Exercise aim
Say how many lines contain the word "Буквенное". Only the number should be given.

Records supplied
——————

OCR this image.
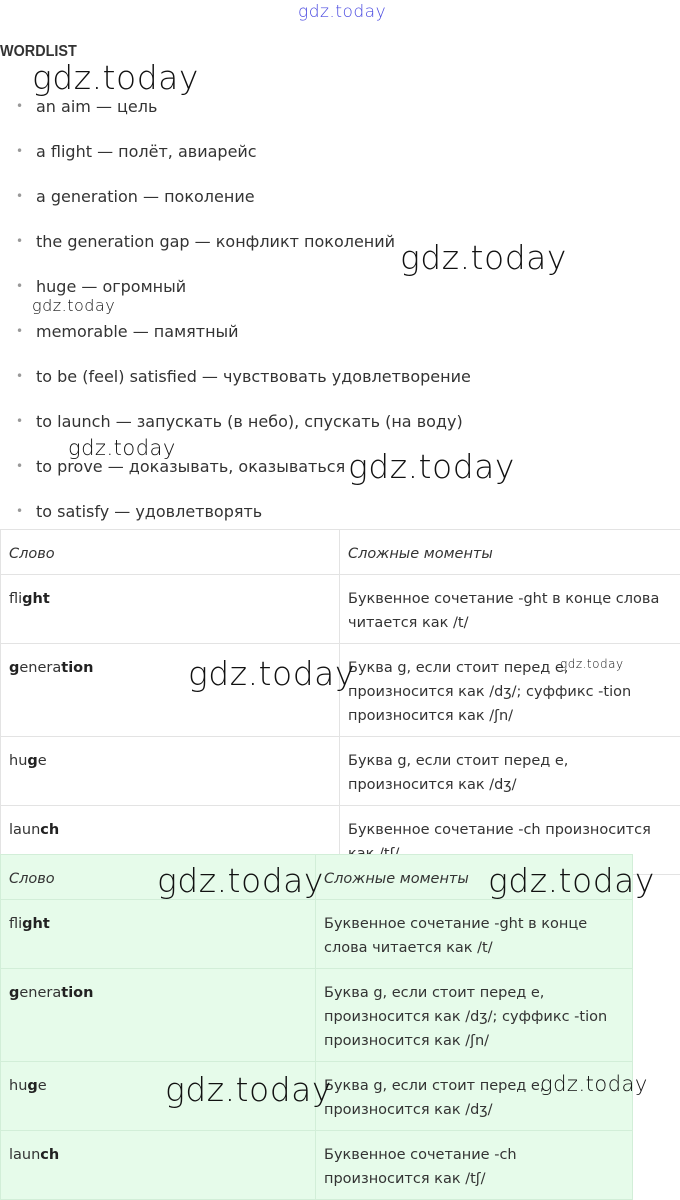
gdz.today
gdz.today
gdz.today
gdz.today
gdz.today	gdz.today
WORDLIST
• an aim — цель
• a flight — полёт, авиарейс
• a generation — поколение
• the generation gap — конфликт поколений
• huge — огромный
• memorable — памятный
• to be (feel) satisfied — чувствовать удовлетворение
• to launch — запускать (в небо), спускать (на воду)
• to prove — доказывать, оказываться
• to satisfy — удовлетворять
Слово	Сложные моменты
flight	Буквенное сочетание -ght в конце слова читается как /t/
generation	Буква g, если стоит перед e, произносится как /dʒ/; суффикс -tion произносится как /ʃn/
huge	Буква g, если стоит перед e, произносится как /dʒ/
launch	Буквенное сочетание -ch произносится
Слово	Сложные моменты
flight	Буквенное сочетание -ght в конце слова читается как /t/
generation	Буква g, если стоит перед e, произносится как /dʒ/; суффикс -tion произносится как /ʃn/
huge	Буква g, если стоит перед e, произносится как /dʒ/
launch	Буквенное сочетание -ch произносится как /tʃ/
gdz.today	gdz.today
gdz.today	gdz.today
gdz.today	gdz.today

——————

Expected output
4